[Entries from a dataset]

--------------------------------------------------

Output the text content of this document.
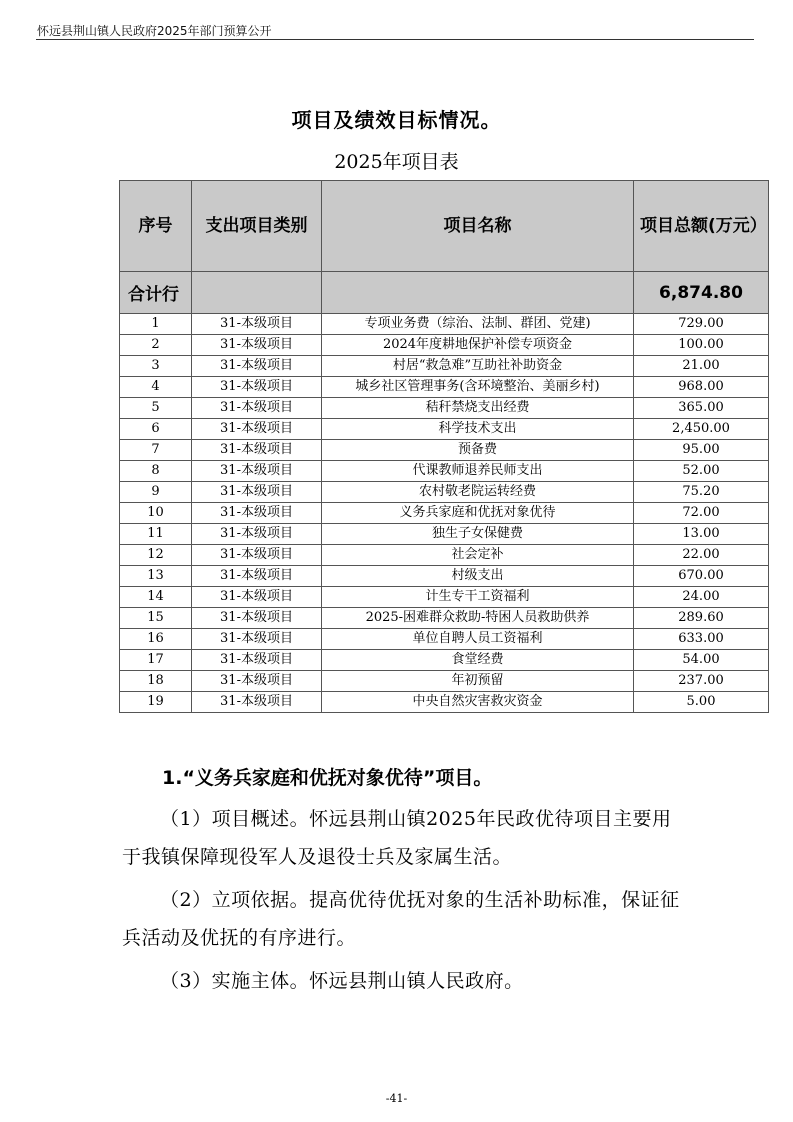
怀远县荆山镇人民政府2025年部门预算公开
项目及绩效目标情况。
2025年项目表
序号	支出项目类别	项目名称	项目总额(万元）
合计行			6,874.80
1	31-本级项目	专项业务费（综治、法制、群团、党建)	729.00
2	31-本级项目	2024年度耕地保护补偿专项资金	100.00
3	31-本级项目	村居“救急难”互助社补助资金	21.00
4	31-本级项目	城乡社区管理事务(含环境整治、美丽乡村)	968.00
5	31-本级项目	秸秆禁烧支出经费	365.00
6	31-本级项目	科学技术支出	2,450.00
7	31-本级项目	预备费	95.00
8	31-本级项目	代课教师退养民师支出	52.00
9	31-本级项目	农村敬老院运转经费	75.20
10	31-本级项目	义务兵家庭和优抚对象优待	72.00
11	31-本级项目	独生子女保健费	13.00
12	31-本级项目	社会定补	22.00
13	31-本级项目	村级支出	670.00
14	31-本级项目	计生专干工资福利	24.00
15	31-本级项目	2025-困难群众救助-特困人员救助供养	289.60
16	31-本级项目	单位自聘人员工资福利	633.00
17	31-本级项目	食堂经费	54.00
18	31-本级项目	年初预留	237.00
19	31-本级项目	中央自然灾害救灾资金	5.00
1.“义务兵家庭和优抚对象优待”项目。
（1）项目概述。怀远县荆山镇2025年民政优待项目主要用于我镇保障现役军人及退役士兵及家属生活。
（2）立项依据。提高优待优抚对象的生活补助标准，保证征兵活动及优抚的有序进行。
（3）实施主体。怀远县荆山镇人民政府。
-41-
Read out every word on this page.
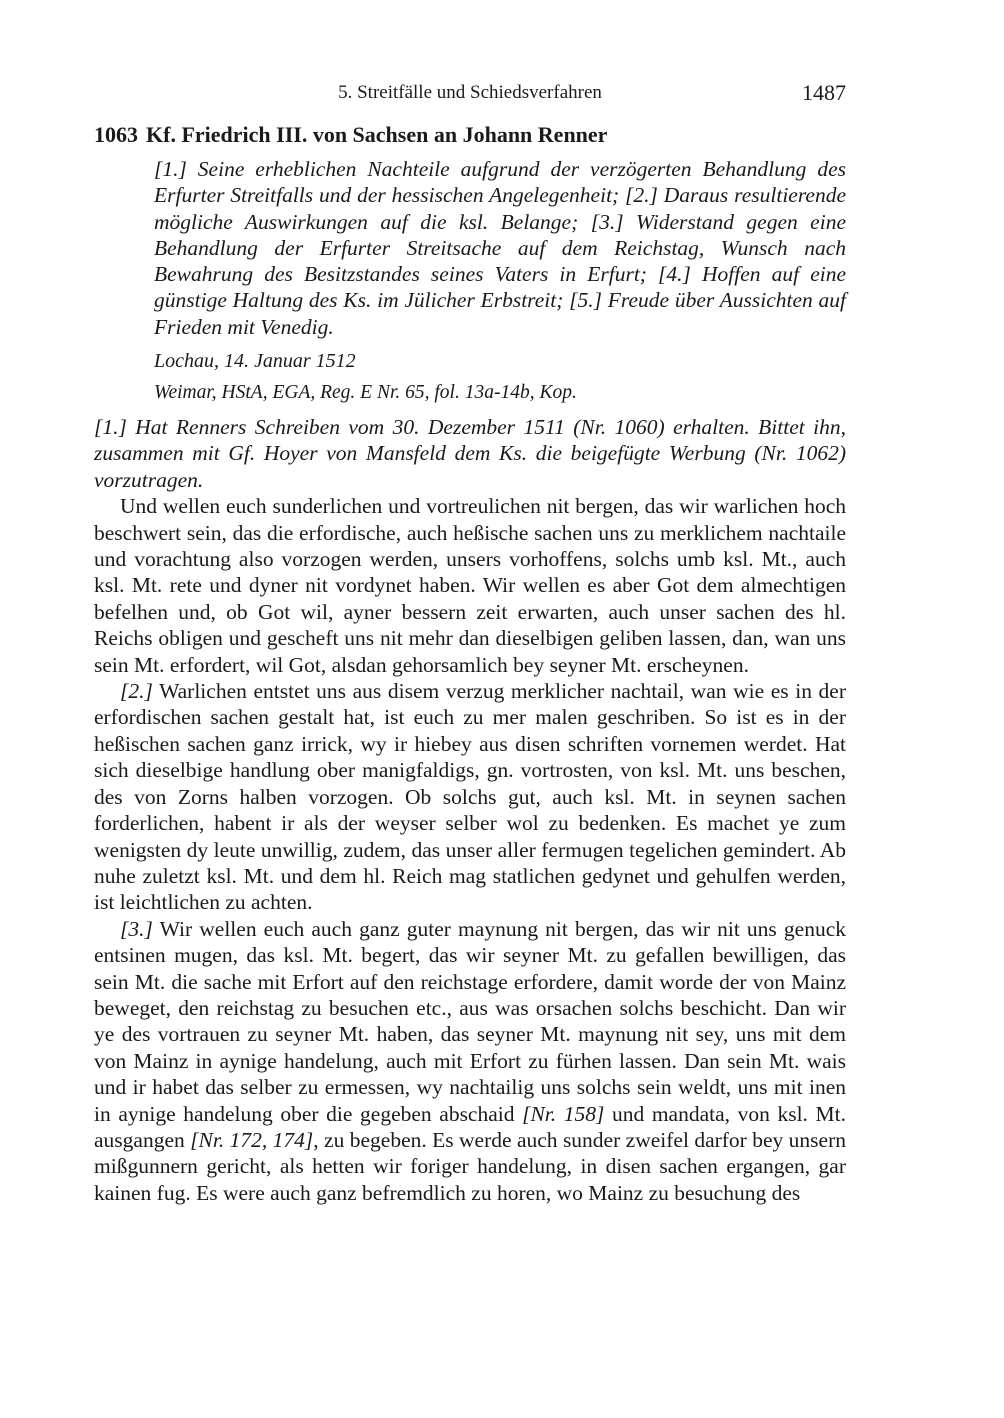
5. Streitfälle und Schiedsverfahren	1487
1063 Kf. Friedrich III. von Sachsen an Johann Renner
[1.] Seine erheblichen Nachteile aufgrund der verzögerten Behandlung des Erfurter Streitfalls und der hessischen Angelegenheit; [2.] Daraus resultierende mögliche Auswirkungen auf die ksl. Belange; [3.] Widerstand gegen eine Behandlung der Erfurter Streitsache auf dem Reichstag, Wunsch nach Bewahrung des Besitzstandes seines Vaters in Erfurt; [4.] Hoffen auf eine günstige Haltung des Ks. im Jülicher Erbstreit; [5.] Freude über Aussichten auf Frieden mit Venedig.
Lochau, 14. Januar 1512
Weimar, HStA, EGA, Reg. E Nr. 65, fol. 13a-14b, Kop.

[1.] Hat Renners Schreiben vom 30. Dezember 1511 (Nr. 1060) erhalten. Bittet ihn, zusammen mit Gf. Hoyer von Mansfeld dem Ks. die beigefügte Werbung (Nr. 1062) vorzutragen.

Und wellen euch sunderlichen und vortreulichen nit bergen, das wir warlichen hoch beschwert sein, das die erfordische, auch heßische sachen uns zu merklichem nachtaile und vorachtung also vorzogen werden, unsers vorhoffens, solchs umb ksl. Mt., auch ksl. Mt. rete und dyner nit vordynet haben. Wir wellen es aber Got dem almechtigen befelhen und, ob Got wil, ayner bessern zeit erwarten, auch unser sachen des hl. Reichs obligen und gescheft uns nit mehr dan dieselbigen geliben lassen, dan, wan uns sein Mt. erfordert, wil Got, alsdan gehorsamlich bey seyner Mt. erscheynen.

[2.] Warlichen entstet uns aus disem verzug merklicher nachtail, wan wie es in der erfordischen sachen gestalt hat, ist euch zu mer malen geschriben. So ist es in der heßischen sachen ganz irrick, wy ir hiebey aus disen schriften vornemen werdet. Hat sich dieselbige handlung ober manigfaldigs, gn. vortrosten, von ksl. Mt. uns beschen, des von Zorns halben vorzogen. Ob solchs gut, auch ksl. Mt. in seynen sachen forderlichen, habent ir als der weyser selber wol zu bedenken. Es machet ye zum wenigsten dy leute unwillig, zudem, das unser aller fermugen tegelichen gemindert. Ab nuhe zuletzt ksl. Mt. und dem hl. Reich mag statlichen gedynet und gehulfen werden, ist leichtlichen zu achten.

[3.] Wir wellen euch auch ganz guter maynung nit bergen, das wir nit uns genuck entsinen mugen, das ksl. Mt. begert, das wir seyner Mt. zu gefallen bewilligen, das sein Mt. die sache mit Erfort auf den reichstage erfordere, damit worde der von Mainz beweget, den reichstag zu besuchen etc., aus was orsachen solchs beschicht. Dan wir ye des vortrauen zu seyner Mt. haben, das seyner Mt. maynung nit sey, uns mit dem von Mainz in aynige handelung, auch mit Erfort zu fürhen lassen. Dan sein Mt. wais und ir habet das selber zu ermessen, wy nachtailig uns solchs sein weldt, uns mit inen in aynige handelung ober die gegeben abschaid [Nr. 158] und mandata, von ksl. Mt. ausgangen [Nr. 172, 174], zu begeben. Es werde auch sunder zweifel darfor bey unsern mißgunnern gericht, als hetten wir foriger handelung, in disen sachen ergangen, gar kainen fug. Es were auch ganz befremdlich zu horen, wo Mainz zu besuchung des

--------------------------------------------------

__SET TASK__
In the records, locate each line holding the string "义务兵家庭和优抚对象优待" and copy it.

__CORRECT RESULT__
10	31-本级项目	义务兵家庭和优抚对象优待	72.00
1.“义务兵家庭和优抚对象优待”项目。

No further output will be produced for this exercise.